**Extrait**
Johan-André Jeanville : Il n'y a pas forcément de lien entre la taille du studio et le fait qu'un analyste soit présent. En fait, ça dépend plus de la culture de la société, si on est dans une société qui a plutôt une culture très créative, orientée production, ou si on est dans une société qui a plus une culture marketing, orientée édition. Par exemple, chez Ankama, qui a plutôt une culture créative, orientée vers la production, nous sommes deux pour travailler sur l'ensemble des données du studio.
 
 
Quelle est l’influence des Big Data sur la conception et la distribution d’un jeu vidéo ?
 
Thibault Coupart : À l’exception du graphiste, tous les corps de métier travaillent aujourd’hui main dans la main avec les données, de manière directe ou indirecte. La donnée représente une source d’information vitale pour la prise de décision.

**Énoncé 1**
D'après l'extrait, combien de personnes travaillent sur l'ensemble des données du studio chez Ankama ?
**Énoncé 2**
Affichez tel quel le passage de l'extrait compris entre « Johan-André Jeanville : Il » et « données du studio. », ces deux bornes incluses.
Le matériel présenté ensuite est indépendant de l'extrait.

**Données**
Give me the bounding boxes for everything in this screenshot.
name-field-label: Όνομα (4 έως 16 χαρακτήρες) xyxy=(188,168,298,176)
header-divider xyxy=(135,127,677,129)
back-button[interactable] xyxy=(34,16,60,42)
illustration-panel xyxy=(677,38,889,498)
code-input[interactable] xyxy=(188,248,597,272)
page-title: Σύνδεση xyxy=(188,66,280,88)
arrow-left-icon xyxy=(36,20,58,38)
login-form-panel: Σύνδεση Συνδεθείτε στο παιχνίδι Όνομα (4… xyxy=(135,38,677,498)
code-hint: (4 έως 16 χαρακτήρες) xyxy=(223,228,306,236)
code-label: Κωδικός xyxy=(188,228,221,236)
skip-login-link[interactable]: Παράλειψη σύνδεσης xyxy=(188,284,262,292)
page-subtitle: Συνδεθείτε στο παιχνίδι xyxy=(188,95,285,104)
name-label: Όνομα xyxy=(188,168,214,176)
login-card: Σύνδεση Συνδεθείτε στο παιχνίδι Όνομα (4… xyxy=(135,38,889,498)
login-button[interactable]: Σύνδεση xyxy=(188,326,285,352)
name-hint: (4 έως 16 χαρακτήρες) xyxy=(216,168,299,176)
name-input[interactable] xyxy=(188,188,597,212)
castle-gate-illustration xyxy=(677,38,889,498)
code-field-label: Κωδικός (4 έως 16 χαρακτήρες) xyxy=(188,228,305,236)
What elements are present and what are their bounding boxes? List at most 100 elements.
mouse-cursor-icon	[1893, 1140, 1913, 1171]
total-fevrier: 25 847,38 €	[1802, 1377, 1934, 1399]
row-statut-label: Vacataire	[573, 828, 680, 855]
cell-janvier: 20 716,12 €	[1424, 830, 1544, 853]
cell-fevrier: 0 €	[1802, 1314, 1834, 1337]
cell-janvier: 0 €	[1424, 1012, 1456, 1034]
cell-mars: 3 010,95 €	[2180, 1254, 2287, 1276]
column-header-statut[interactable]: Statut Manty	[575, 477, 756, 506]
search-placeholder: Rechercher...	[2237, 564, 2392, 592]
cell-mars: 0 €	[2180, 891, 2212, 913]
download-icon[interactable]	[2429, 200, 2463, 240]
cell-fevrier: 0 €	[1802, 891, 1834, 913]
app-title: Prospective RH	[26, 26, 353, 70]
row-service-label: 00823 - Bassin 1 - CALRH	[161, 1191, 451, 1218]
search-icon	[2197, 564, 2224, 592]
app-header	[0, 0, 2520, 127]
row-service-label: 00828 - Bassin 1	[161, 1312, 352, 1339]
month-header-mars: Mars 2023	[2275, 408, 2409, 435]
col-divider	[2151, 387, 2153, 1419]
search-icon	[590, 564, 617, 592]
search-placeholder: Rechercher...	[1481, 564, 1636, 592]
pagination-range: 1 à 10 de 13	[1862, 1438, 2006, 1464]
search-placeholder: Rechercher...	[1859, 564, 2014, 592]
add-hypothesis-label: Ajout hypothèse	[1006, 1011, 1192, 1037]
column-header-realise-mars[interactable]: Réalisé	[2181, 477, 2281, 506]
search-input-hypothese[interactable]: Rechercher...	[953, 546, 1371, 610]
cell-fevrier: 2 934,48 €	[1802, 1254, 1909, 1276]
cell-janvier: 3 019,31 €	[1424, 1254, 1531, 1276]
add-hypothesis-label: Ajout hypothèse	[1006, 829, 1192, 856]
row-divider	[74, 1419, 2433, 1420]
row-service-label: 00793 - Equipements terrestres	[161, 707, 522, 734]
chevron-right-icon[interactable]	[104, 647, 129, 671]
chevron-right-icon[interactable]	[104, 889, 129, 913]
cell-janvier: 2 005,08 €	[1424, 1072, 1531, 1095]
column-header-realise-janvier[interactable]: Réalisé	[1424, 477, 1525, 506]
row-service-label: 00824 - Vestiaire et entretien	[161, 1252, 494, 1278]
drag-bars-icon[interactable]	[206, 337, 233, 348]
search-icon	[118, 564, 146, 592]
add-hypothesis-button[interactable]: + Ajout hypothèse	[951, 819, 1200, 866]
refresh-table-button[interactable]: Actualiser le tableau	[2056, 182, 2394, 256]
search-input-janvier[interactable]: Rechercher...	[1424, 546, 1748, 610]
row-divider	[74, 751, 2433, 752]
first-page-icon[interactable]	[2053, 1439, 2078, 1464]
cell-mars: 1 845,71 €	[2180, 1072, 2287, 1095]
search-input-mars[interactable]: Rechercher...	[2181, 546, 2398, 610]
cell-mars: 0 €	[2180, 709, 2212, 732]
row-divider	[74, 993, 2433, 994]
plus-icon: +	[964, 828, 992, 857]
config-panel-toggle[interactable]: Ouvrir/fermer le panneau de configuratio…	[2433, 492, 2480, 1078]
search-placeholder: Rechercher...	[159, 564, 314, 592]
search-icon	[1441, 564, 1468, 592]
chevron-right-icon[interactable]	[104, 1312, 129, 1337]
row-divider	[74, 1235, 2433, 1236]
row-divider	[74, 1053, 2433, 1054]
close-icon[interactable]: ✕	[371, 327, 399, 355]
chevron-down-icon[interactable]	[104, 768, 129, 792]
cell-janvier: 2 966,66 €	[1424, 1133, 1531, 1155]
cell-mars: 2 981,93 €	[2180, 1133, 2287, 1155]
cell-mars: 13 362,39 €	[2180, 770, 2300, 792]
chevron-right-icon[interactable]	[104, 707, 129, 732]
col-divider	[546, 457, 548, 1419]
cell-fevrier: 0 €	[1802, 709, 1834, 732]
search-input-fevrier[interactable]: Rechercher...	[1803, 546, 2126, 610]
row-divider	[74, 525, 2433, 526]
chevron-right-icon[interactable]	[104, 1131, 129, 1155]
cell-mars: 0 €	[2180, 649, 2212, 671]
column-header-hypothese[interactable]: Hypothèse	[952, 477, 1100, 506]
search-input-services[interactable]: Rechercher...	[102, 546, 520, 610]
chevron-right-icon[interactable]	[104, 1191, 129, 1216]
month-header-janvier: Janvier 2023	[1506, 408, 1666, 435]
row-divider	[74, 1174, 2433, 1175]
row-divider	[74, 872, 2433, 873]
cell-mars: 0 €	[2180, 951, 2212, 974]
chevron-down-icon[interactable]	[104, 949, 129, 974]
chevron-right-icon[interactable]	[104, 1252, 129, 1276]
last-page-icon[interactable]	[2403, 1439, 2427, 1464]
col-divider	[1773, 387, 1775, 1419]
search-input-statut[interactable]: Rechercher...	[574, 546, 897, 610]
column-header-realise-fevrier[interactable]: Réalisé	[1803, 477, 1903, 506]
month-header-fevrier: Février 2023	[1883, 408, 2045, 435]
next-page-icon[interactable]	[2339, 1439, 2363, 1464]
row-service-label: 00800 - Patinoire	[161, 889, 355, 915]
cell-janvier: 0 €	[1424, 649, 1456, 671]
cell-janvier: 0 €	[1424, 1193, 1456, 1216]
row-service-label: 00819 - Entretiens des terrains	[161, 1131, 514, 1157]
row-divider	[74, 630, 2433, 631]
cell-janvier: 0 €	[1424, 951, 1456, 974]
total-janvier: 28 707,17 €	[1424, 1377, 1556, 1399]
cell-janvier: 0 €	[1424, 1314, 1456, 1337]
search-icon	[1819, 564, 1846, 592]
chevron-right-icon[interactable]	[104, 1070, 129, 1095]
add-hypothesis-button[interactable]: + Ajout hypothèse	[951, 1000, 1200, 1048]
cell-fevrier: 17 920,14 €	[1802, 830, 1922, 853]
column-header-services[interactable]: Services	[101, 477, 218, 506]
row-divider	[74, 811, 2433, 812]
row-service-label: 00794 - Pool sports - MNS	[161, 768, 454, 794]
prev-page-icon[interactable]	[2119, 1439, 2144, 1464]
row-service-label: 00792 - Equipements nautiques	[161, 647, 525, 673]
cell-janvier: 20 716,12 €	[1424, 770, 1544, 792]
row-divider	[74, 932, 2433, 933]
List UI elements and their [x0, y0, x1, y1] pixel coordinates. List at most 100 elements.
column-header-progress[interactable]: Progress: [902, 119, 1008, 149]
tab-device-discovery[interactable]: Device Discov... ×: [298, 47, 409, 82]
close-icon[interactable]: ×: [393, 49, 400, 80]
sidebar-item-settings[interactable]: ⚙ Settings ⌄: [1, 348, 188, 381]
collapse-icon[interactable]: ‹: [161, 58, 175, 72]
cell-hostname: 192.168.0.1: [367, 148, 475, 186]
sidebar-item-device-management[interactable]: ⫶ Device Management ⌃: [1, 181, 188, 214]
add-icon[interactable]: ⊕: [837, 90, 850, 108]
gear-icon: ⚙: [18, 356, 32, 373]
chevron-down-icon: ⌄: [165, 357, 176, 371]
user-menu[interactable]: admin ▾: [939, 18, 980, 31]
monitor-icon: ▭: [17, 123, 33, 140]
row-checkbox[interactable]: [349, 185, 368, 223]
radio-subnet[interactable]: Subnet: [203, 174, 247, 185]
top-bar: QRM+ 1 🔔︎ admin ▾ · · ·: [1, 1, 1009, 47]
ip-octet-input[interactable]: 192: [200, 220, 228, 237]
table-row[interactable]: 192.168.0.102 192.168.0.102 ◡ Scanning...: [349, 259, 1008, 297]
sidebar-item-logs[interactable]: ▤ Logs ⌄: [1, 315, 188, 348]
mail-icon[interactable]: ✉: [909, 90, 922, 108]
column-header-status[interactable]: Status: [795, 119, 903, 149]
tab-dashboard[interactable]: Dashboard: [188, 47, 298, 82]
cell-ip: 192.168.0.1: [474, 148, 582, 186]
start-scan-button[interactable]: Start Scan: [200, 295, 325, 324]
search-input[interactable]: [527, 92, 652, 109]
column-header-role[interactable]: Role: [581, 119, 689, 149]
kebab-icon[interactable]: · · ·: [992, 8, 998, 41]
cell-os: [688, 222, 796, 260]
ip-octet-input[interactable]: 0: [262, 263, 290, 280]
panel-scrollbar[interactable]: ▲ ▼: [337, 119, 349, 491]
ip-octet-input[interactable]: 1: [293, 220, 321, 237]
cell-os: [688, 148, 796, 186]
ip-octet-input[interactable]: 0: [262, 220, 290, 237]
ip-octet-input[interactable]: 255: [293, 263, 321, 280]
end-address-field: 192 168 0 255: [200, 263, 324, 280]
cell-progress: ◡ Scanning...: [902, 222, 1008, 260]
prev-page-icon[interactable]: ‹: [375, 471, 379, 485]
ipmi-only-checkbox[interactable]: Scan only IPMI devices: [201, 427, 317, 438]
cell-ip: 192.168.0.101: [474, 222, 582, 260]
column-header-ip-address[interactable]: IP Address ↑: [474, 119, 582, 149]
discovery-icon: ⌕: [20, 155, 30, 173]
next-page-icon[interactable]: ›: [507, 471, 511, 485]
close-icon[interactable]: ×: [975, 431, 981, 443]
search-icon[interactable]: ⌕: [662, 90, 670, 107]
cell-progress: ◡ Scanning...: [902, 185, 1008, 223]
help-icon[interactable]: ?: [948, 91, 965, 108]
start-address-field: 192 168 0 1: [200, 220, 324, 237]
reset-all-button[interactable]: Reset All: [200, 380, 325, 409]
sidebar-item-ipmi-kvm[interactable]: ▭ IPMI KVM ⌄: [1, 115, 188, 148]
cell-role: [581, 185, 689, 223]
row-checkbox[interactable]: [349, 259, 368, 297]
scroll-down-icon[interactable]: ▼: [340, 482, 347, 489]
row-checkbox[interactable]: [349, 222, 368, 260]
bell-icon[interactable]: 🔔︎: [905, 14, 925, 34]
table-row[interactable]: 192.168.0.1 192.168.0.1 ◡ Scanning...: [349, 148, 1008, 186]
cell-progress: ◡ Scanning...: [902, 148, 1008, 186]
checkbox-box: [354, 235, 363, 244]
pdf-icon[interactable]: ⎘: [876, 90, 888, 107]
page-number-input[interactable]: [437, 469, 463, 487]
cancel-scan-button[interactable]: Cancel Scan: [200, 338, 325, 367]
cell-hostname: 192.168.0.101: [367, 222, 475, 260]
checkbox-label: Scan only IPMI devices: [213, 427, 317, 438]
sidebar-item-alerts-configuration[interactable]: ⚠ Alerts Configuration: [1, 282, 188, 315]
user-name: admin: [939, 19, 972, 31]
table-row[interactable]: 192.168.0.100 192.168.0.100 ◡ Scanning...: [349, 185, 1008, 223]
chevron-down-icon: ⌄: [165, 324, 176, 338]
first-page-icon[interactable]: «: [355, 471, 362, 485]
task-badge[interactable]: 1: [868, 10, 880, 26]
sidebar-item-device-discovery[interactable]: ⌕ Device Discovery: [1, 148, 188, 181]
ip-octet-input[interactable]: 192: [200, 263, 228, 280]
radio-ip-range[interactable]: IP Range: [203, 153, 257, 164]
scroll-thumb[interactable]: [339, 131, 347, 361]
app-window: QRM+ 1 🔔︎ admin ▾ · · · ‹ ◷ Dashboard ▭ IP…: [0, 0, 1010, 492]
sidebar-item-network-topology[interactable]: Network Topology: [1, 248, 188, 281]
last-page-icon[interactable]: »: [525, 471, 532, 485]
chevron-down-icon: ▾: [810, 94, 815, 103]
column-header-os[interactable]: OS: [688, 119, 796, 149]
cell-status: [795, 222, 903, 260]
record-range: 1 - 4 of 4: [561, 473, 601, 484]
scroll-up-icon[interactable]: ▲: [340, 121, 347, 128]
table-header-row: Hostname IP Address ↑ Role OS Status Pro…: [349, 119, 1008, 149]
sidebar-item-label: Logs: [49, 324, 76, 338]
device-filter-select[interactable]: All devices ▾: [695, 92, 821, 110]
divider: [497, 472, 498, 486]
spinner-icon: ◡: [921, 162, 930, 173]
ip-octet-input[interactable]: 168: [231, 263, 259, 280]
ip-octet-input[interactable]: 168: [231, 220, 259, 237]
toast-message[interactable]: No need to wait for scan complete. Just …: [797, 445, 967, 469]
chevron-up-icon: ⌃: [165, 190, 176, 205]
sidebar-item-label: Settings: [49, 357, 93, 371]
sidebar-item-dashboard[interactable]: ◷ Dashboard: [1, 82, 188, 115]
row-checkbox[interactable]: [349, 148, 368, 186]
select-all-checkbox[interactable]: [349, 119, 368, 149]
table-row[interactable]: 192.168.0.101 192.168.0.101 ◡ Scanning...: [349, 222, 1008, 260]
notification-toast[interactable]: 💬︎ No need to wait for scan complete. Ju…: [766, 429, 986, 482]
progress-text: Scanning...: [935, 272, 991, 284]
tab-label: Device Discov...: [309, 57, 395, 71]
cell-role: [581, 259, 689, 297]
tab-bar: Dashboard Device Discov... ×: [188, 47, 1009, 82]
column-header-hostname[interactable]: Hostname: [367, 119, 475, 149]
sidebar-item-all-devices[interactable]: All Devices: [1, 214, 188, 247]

**Réponse correcte 1**
Deux personnes.

**Réponse correcte 2**
Johan-André Jeanville : Il n'y a pas forcément de lien entre la taille du studio et le fait qu'un analyste soit présent. En fait, ça dépend plus de la culture de la société, si on est dans une société qui a plutôt une culture très créative, orientée production, ou si on est dans une société qui a plus une culture marketing, orientée édition. Par exemple, chez Ankama, qui a plutôt une culture créative, orientée vers la production, nous sommes deux pour travailler sur l'ensemble des données du studio.